##### Dataset entries #####

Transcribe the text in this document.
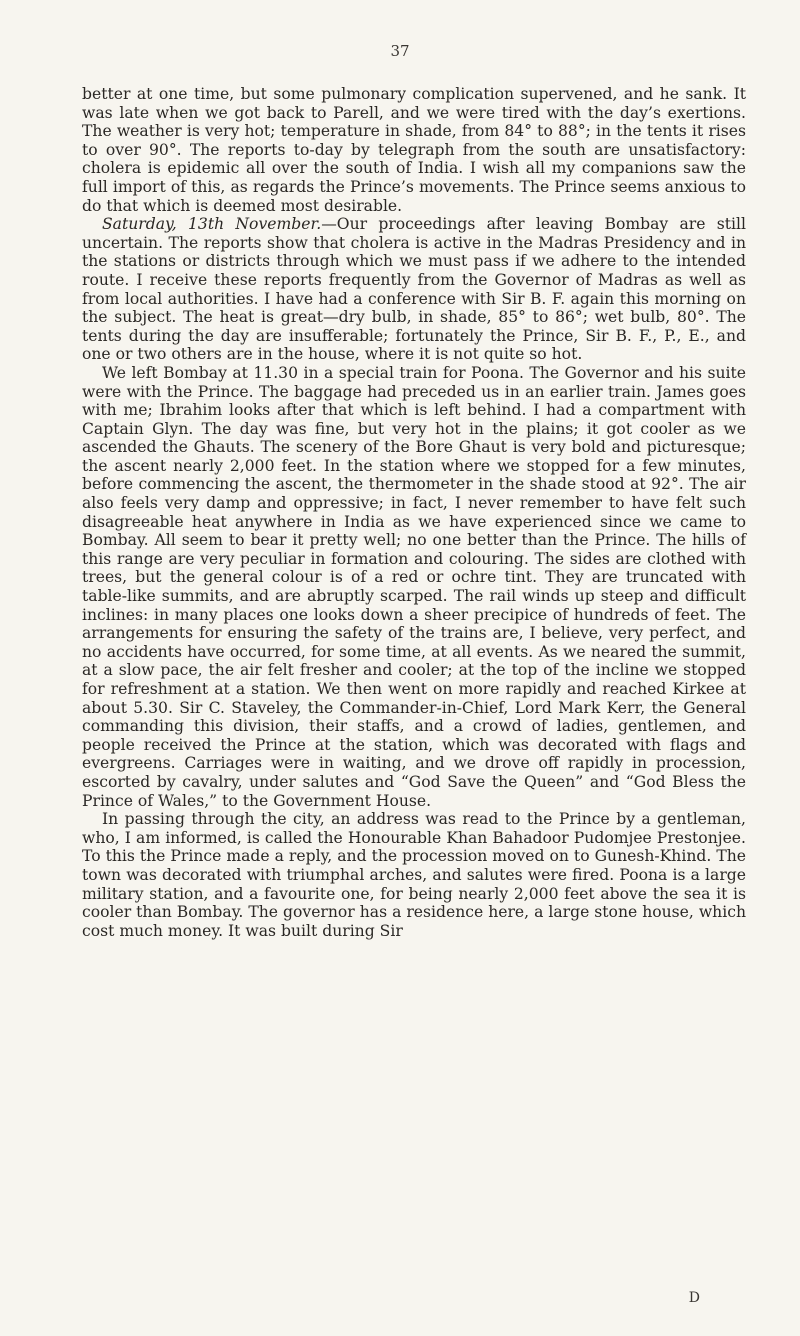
37

better at one time, but some pulmonary complication supervened, and he sank. It was late when we got back to Parell, and we were tired with the day’s exertions. The weather is very hot; temperature in shade, from 84° to 88°; in the tents it rises to over 90°. The reports to-day by telegraph from the south are unsatisfactory: cholera is epidemic all over the south of India. I wish all my companions saw the full import of this, as regards the Prince’s movements. The Prince seems anxious to do that which is deemed most desirable.

Saturday, 13th November.—Our proceedings after leaving Bombay are still uncertain. The reports show that cholera is active in the Madras Presidency and in the stations or districts through which we must pass if we adhere to the intended route. I receive these reports frequently from the Governor of Madras as well as from local authorities. I have had a conference with Sir B. F. again this morning on the subject. The heat is great—dry bulb, in shade, 85° to 86°; wet bulb, 80°. The tents during the day are insufferable; fortunately the Prince, Sir B. F., P., E., and one or two others are in the house, where it is not quite so hot.

We left Bombay at 11.30 in a special train for Poona. The Governor and his suite were with the Prince. The baggage had preceded us in an earlier train. James goes with me; Ibrahim looks after that which is left behind. I had a compartment with Captain Glyn. The day was fine, but very hot in the plains; it got cooler as we ascended the Ghauts. The scenery of the Bore Ghaut is very bold and picturesque; the ascent nearly 2,000 feet. In the station where we stopped for a few minutes, before commencing the ascent, the thermometer in the shade stood at 92°. The air also feels very damp and oppressive; in fact, I never remember to have felt such disagreeable heat anywhere in India as we have experienced since we came to Bombay. All seem to bear it pretty well; no one better than the Prince. The hills of this range are very peculiar in formation and colouring. The sides are clothed with trees, but the general colour is of a red or ochre tint. They are truncated with table-like summits, and are abruptly scarped. The rail winds up steep and difficult inclines: in many places one looks down a sheer precipice of hundreds of feet. The arrangements for ensuring the safety of the trains are, I believe, very perfect, and no accidents have occurred, for some time, at all events. As we neared the summit, at a slow pace, the air felt fresher and cooler; at the top of the incline we stopped for refreshment at a station. We then went on more rapidly and reached Kirkee at about 5.30. Sir C. Staveley, the Commander-in-Chief, Lord Mark Kerr, the General commanding this division, their staffs, and a crowd of ladies, gentlemen, and people received the Prince at the station, which was decorated with flags and evergreens. Carriages were in waiting, and we drove off rapidly in procession, escorted by cavalry, under salutes and “God Save the Queen” and “God Bless the Prince of Wales,” to the Government House.

In passing through the city, an address was read to the Prince by a gentleman, who, I am informed, is called the Honourable Khan Bahadoor Pudomjee Prestonjee. To this the Prince made a reply, and the procession moved on to Gunesh-Khind. The town was decorated with triumphal arches, and salutes were fired. Poona is a large military station, and a favourite one, for being nearly 2,000 feet above the sea it is cooler than Bombay. The governor has a residence here, a large stone house, which cost much money. It was built during Sir

D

#####

All of the entries above should be copied exactly, except for the pictures.

Transcribe the text in this document.
37

better at one time, but some pulmonary complication supervened, and he sank. It was late when we got back to Parell, and we were tired with the day’s exertions. The weather is very hot; temperature in shade, from 84° to 88°; in the tents it rises to over 90°. The reports to-day by telegraph from the south are unsatisfactory: cholera is epidemic all over the south of India. I wish all my companions saw the full import of this, as regards the Prince’s movements. The Prince seems anxious to do that which is deemed most desirable.

Saturday, 13th November.—Our proceedings after leaving Bombay are still uncertain. The reports show that cholera is active in the Madras Presidency and in the stations or districts through which we must pass if we adhere to the intended route. I receive these reports frequently from the Governor of Madras as well as from local authorities. I have had a conference with Sir B. F. again this morning on the subject. The heat is great—dry bulb, in shade, 85° to 86°; wet bulb, 80°. The tents during the day are insufferable; fortunately the Prince, Sir B. F., P., E., and one or two others are in the house, where it is not quite so hot.

We left Bombay at 11.30 in a special train for Poona. The Governor and his suite were with the Prince. The baggage had preceded us in an earlier train. James goes with me; Ibrahim looks after that which is left behind. I had a compartment with Captain Glyn. The day was fine, but very hot in the plains; it got cooler as we ascended the Ghauts. The scenery of the Bore Ghaut is very bold and picturesque; the ascent nearly 2,000 feet. In the station where we stopped for a few minutes, before commencing the ascent, the thermometer in the shade stood at 92°. The air also feels very damp and oppressive; in fact, I never remember to have felt such disagreeable heat anywhere in India as we have experienced since we came to Bombay. All seem to bear it pretty well; no one better than the Prince. The hills of this range are very peculiar in formation and colouring. The sides are clothed with trees, but the general colour is of a red or ochre tint. They are truncated with table-like summits, and are abruptly scarped. The rail winds up steep and difficult inclines: in many places one looks down a sheer precipice of hundreds of feet. The arrangements for ensuring the safety of the trains are, I believe, very perfect, and no accidents have occurred, for some time, at all events. As we neared the summit, at a slow pace, the air felt fresher and cooler; at the top of the incline we stopped for refreshment at a station. We then went on more rapidly and reached Kirkee at about 5.30. Sir C. Staveley, the Commander-in-Chief, Lord Mark Kerr, the General commanding this division, their staffs, and a crowd of ladies, gentlemen, and people received the Prince at the station, which was decorated with flags and evergreens. Carriages were in waiting, and we drove off rapidly in procession, escorted by cavalry, under salutes and “God Save the Queen” and “God Bless the Prince of Wales,” to the Government House.

In passing through the city, an address was read to the Prince by a gentleman, who, I am informed, is called the Honourable Khan Bahadoor Pudomjee Prestonjee. To this the Prince made a reply, and the procession moved on to Gunesh-Khind. The town was decorated with triumphal arches, and salutes were fired. Poona is a large military station, and a favourite one, for being nearly 2,000 feet above the sea it is cooler than Bombay. The governor has a residence here, a large stone house, which cost much money. It was built during Sir

D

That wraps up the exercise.